**DIRECTIONS**
Keep only the lines where "triangle" appears.

**PROVIDED RECORDS**
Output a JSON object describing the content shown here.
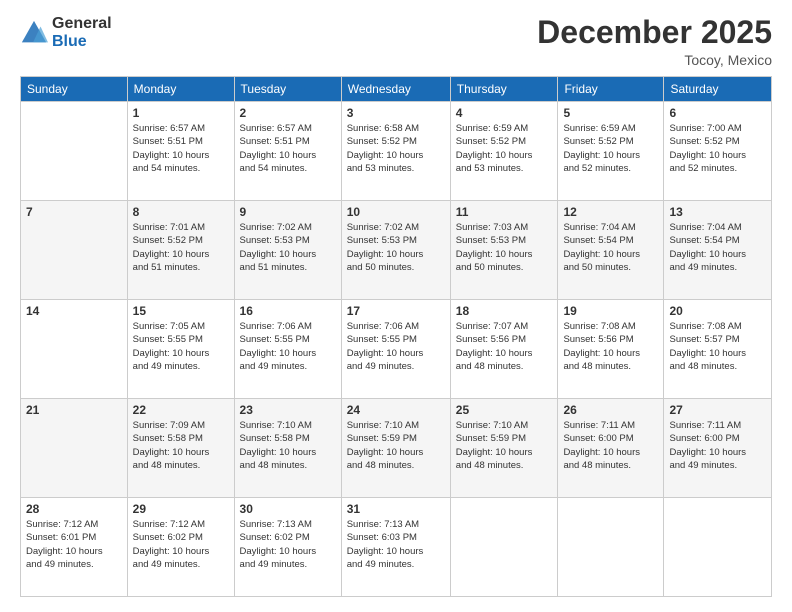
{
  "logo": {
    "general": "General",
    "blue": "Blue"
  },
  "header": {
    "month": "December 2025",
    "location": "Tocoy, Mexico"
  },
  "weekdays": [
    "Sunday",
    "Monday",
    "Tuesday",
    "Wednesday",
    "Thursday",
    "Friday",
    "Saturday"
  ],
  "weeks": [
    [
      {
        "day": "",
        "info": ""
      },
      {
        "day": "1",
        "info": "Sunrise: 6:57 AM\nSunset: 5:51 PM\nDaylight: 10 hours\nand 54 minutes."
      },
      {
        "day": "2",
        "info": "Sunrise: 6:57 AM\nSunset: 5:51 PM\nDaylight: 10 hours\nand 54 minutes."
      },
      {
        "day": "3",
        "info": "Sunrise: 6:58 AM\nSunset: 5:52 PM\nDaylight: 10 hours\nand 53 minutes."
      },
      {
        "day": "4",
        "info": "Sunrise: 6:59 AM\nSunset: 5:52 PM\nDaylight: 10 hours\nand 53 minutes."
      },
      {
        "day": "5",
        "info": "Sunrise: 6:59 AM\nSunset: 5:52 PM\nDaylight: 10 hours\nand 52 minutes."
      },
      {
        "day": "6",
        "info": "Sunrise: 7:00 AM\nSunset: 5:52 PM\nDaylight: 10 hours\nand 52 minutes."
      }
    ],
    [
      {
        "day": "7",
        "info": ""
      },
      {
        "day": "8",
        "info": "Sunrise: 7:01 AM\nSunset: 5:52 PM\nDaylight: 10 hours\nand 51 minutes."
      },
      {
        "day": "9",
        "info": "Sunrise: 7:02 AM\nSunset: 5:53 PM\nDaylight: 10 hours\nand 51 minutes."
      },
      {
        "day": "10",
        "info": "Sunrise: 7:02 AM\nSunset: 5:53 PM\nDaylight: 10 hours\nand 50 minutes."
      },
      {
        "day": "11",
        "info": "Sunrise: 7:03 AM\nSunset: 5:53 PM\nDaylight: 10 hours\nand 50 minutes."
      },
      {
        "day": "12",
        "info": "Sunrise: 7:04 AM\nSunset: 5:54 PM\nDaylight: 10 hours\nand 50 minutes."
      },
      {
        "day": "13",
        "info": "Sunrise: 7:04 AM\nSunset: 5:54 PM\nDaylight: 10 hours\nand 49 minutes."
      }
    ],
    [
      {
        "day": "14",
        "info": ""
      },
      {
        "day": "15",
        "info": "Sunrise: 7:05 AM\nSunset: 5:55 PM\nDaylight: 10 hours\nand 49 minutes."
      },
      {
        "day": "16",
        "info": "Sunrise: 7:06 AM\nSunset: 5:55 PM\nDaylight: 10 hours\nand 49 minutes."
      },
      {
        "day": "17",
        "info": "Sunrise: 7:06 AM\nSunset: 5:55 PM\nDaylight: 10 hours\nand 49 minutes."
      },
      {
        "day": "18",
        "info": "Sunrise: 7:07 AM\nSunset: 5:56 PM\nDaylight: 10 hours\nand 48 minutes."
      },
      {
        "day": "19",
        "info": "Sunrise: 7:08 AM\nSunset: 5:56 PM\nDaylight: 10 hours\nand 48 minutes."
      },
      {
        "day": "20",
        "info": "Sunrise: 7:08 AM\nSunset: 5:57 PM\nDaylight: 10 hours\nand 48 minutes."
      }
    ],
    [
      {
        "day": "21",
        "info": ""
      },
      {
        "day": "22",
        "info": "Sunrise: 7:09 AM\nSunset: 5:58 PM\nDaylight: 10 hours\nand 48 minutes."
      },
      {
        "day": "23",
        "info": "Sunrise: 7:10 AM\nSunset: 5:58 PM\nDaylight: 10 hours\nand 48 minutes."
      },
      {
        "day": "24",
        "info": "Sunrise: 7:10 AM\nSunset: 5:59 PM\nDaylight: 10 hours\nand 48 minutes."
      },
      {
        "day": "25",
        "info": "Sunrise: 7:10 AM\nSunset: 5:59 PM\nDaylight: 10 hours\nand 48 minutes."
      },
      {
        "day": "26",
        "info": "Sunrise: 7:11 AM\nSunset: 6:00 PM\nDaylight: 10 hours\nand 48 minutes."
      },
      {
        "day": "27",
        "info": "Sunrise: 7:11 AM\nSunset: 6:00 PM\nDaylight: 10 hours\nand 49 minutes."
      }
    ],
    [
      {
        "day": "28",
        "info": "Sunrise: 7:12 AM\nSunset: 6:01 PM\nDaylight: 10 hours\nand 49 minutes."
      },
      {
        "day": "29",
        "info": "Sunrise: 7:12 AM\nSunset: 6:02 PM\nDaylight: 10 hours\nand 49 minutes."
      },
      {
        "day": "30",
        "info": "Sunrise: 7:13 AM\nSunset: 6:02 PM\nDaylight: 10 hours\nand 49 minutes."
      },
      {
        "day": "31",
        "info": "Sunrise: 7:13 AM\nSunset: 6:03 PM\nDaylight: 10 hours\nand 49 minutes."
      },
      {
        "day": "",
        "info": ""
      },
      {
        "day": "",
        "info": ""
      },
      {
        "day": "",
        "info": ""
      }
    ]
  ]
}
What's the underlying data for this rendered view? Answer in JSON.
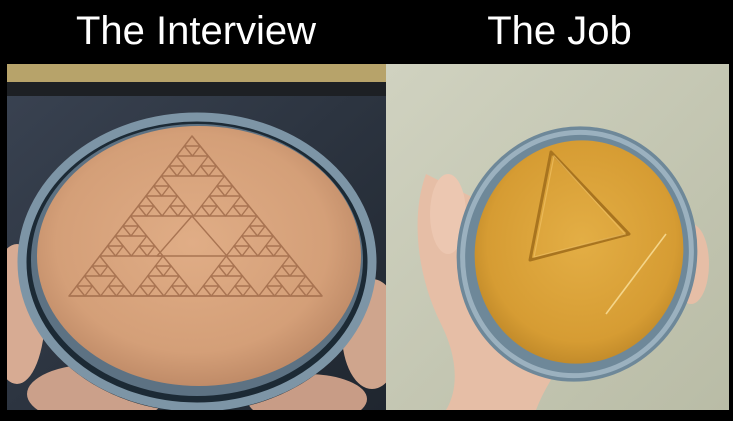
{
  "meme": {
    "left_caption": "The Interview",
    "right_caption": "The Job"
  },
  "illustration": {
    "left_icon": "sierpinski-triangle-dalgona-icon",
    "right_icon": "simple-triangle-dalgona-icon",
    "colors": {
      "background": "#000000",
      "caption": "#ffffff",
      "tin": "#7c93a4",
      "honeycomb_left": "#d6a37c",
      "honeycomb_right": "#d9a13a",
      "skin": "#e8bfa6"
    }
  }
}
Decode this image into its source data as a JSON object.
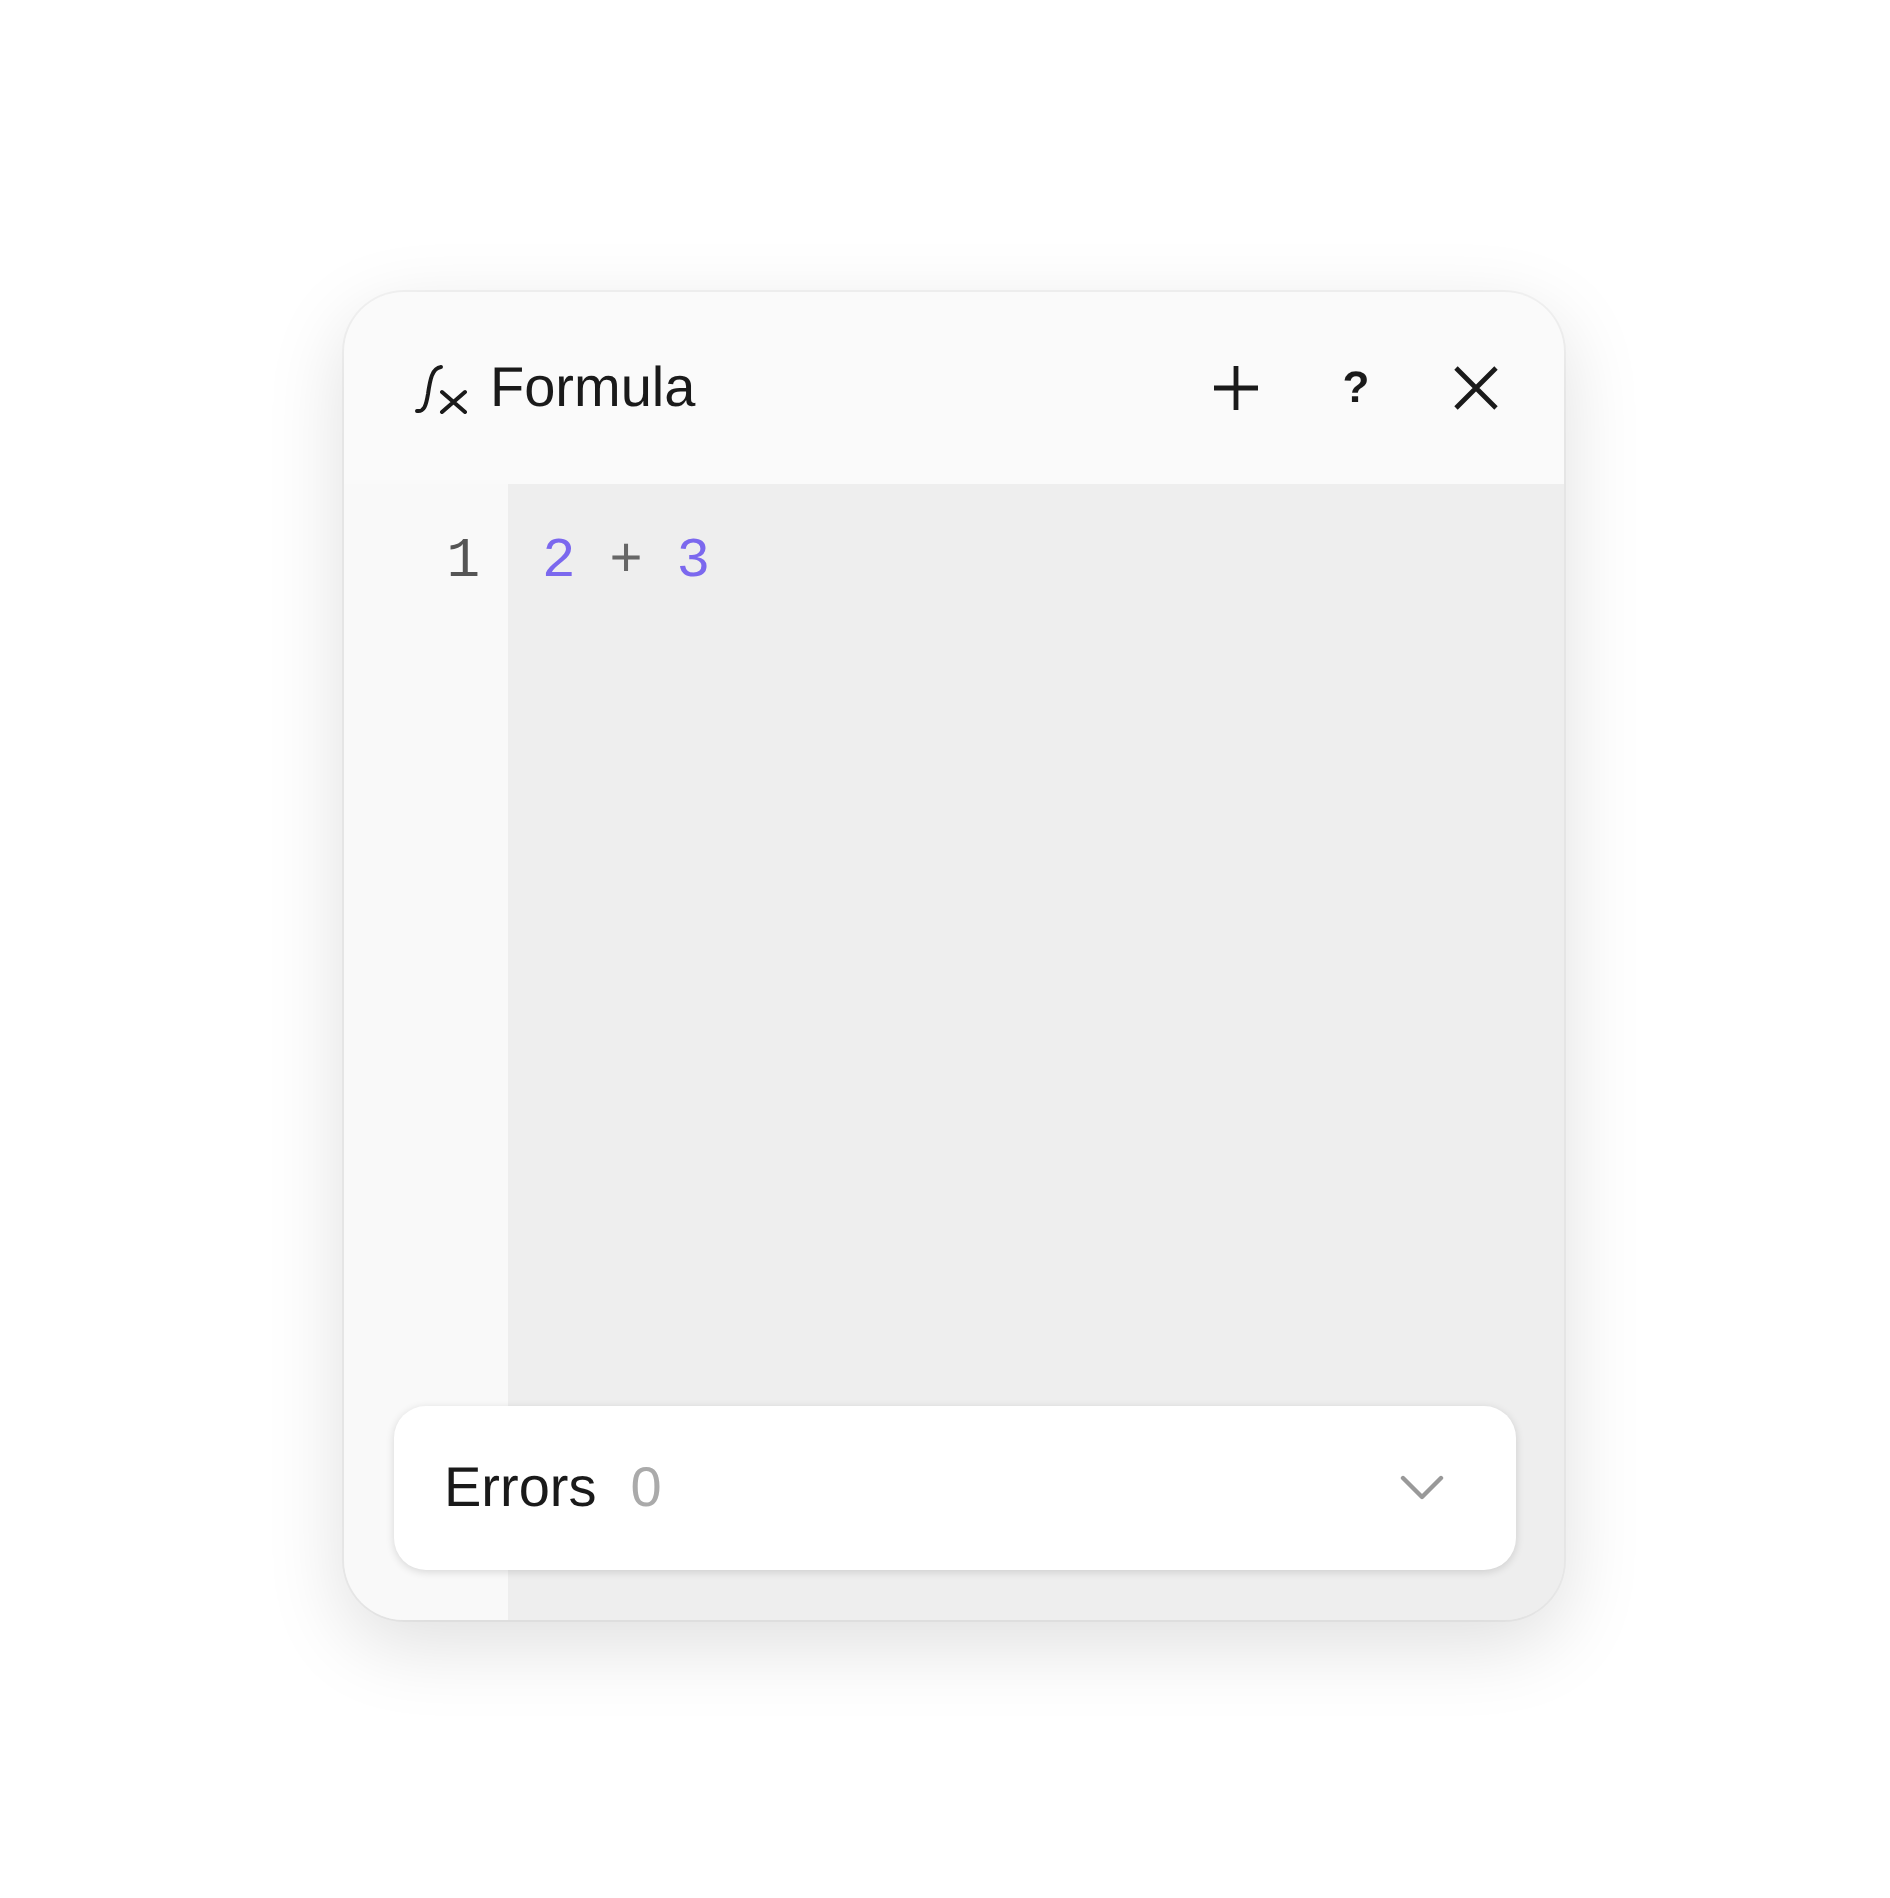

**CORRECT ANSWER**
    "left_icon": "sierpinski-triangle-dalgona-icon",
    "right_icon": "simple-triangle-dalgona-icon",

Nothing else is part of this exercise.